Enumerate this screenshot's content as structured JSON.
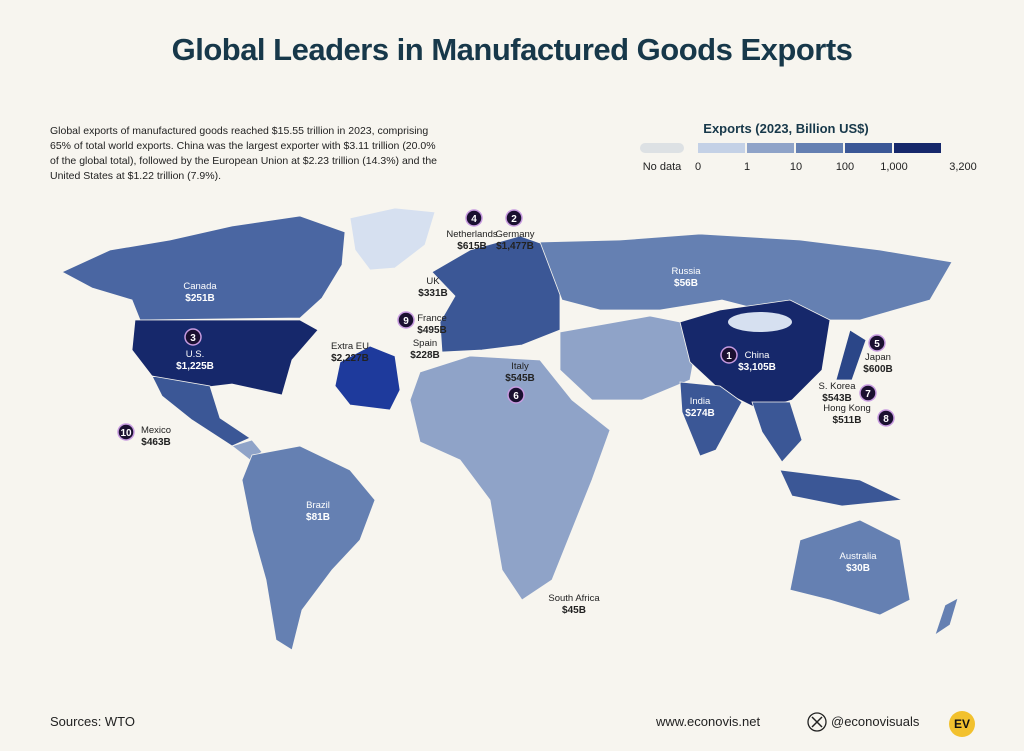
{
  "title": "Global Leaders in Manufactured Goods Exports",
  "description": "Global exports of manufactured goods reached $15.55 trillion in 2023, comprising 65% of total world exports. China was the largest exporter with $3.11 trillion (20.0% of the global total), followed by the European Union at $2.23 trillion (14.3%) and the United States at $1.22 trillion (7.9%).",
  "legend": {
    "title": "Exports (2023, Billion US$)",
    "no_data": "No data",
    "no_data_color": "#dde1e4",
    "ticks": [
      "0",
      "1",
      "10",
      "100",
      "1,000",
      "3,200"
    ],
    "colors": [
      "#c4d1e6",
      "#8fa3c8",
      "#6580b2",
      "#3b5796",
      "#16286b"
    ]
  },
  "labels": [
    {
      "name": "Canada",
      "value": "$251B"
    },
    {
      "name": "U.S.",
      "value": "$1,225B",
      "rank": 3
    },
    {
      "name": "Mexico",
      "value": "$463B",
      "rank": 10
    },
    {
      "name": "Brazil",
      "value": "$81B"
    },
    {
      "name": "Russia",
      "value": "$56B"
    },
    {
      "name": "Netherlands",
      "value": "$615B",
      "rank": 4
    },
    {
      "name": "Germany",
      "value": "$1,477B",
      "rank": 2
    },
    {
      "name": "UK",
      "value": "$331B"
    },
    {
      "name": "France",
      "value": "$495B",
      "rank": 9
    },
    {
      "name": "Spain",
      "value": "$228B"
    },
    {
      "name": "Extra EU",
      "value": "$2,227B"
    },
    {
      "name": "Italy",
      "value": "$545B",
      "rank": 6
    },
    {
      "name": "China",
      "value": "$3,105B",
      "rank": 1
    },
    {
      "name": "Japan",
      "value": "$600B",
      "rank": 5
    },
    {
      "name": "S. Korea",
      "value": "$543B",
      "rank": 7
    },
    {
      "name": "Hong Kong",
      "value": "$511B",
      "rank": 8
    },
    {
      "name": "India",
      "value": "$274B"
    },
    {
      "name": "Australia",
      "value": "$30B"
    },
    {
      "name": "South Africa",
      "value": "$45B"
    }
  ],
  "footer": {
    "source": "Sources: WTO",
    "website": "www.econovis.net",
    "social": "@econovisuals",
    "logo": "EV"
  }
}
§
Problem to work on: Using the records above, copy each line that contains "title".

Result of the task:
  "title": "Global Leaders in Manufactured Goods Exports",
    "title": "Exports (2023, Billion US$)",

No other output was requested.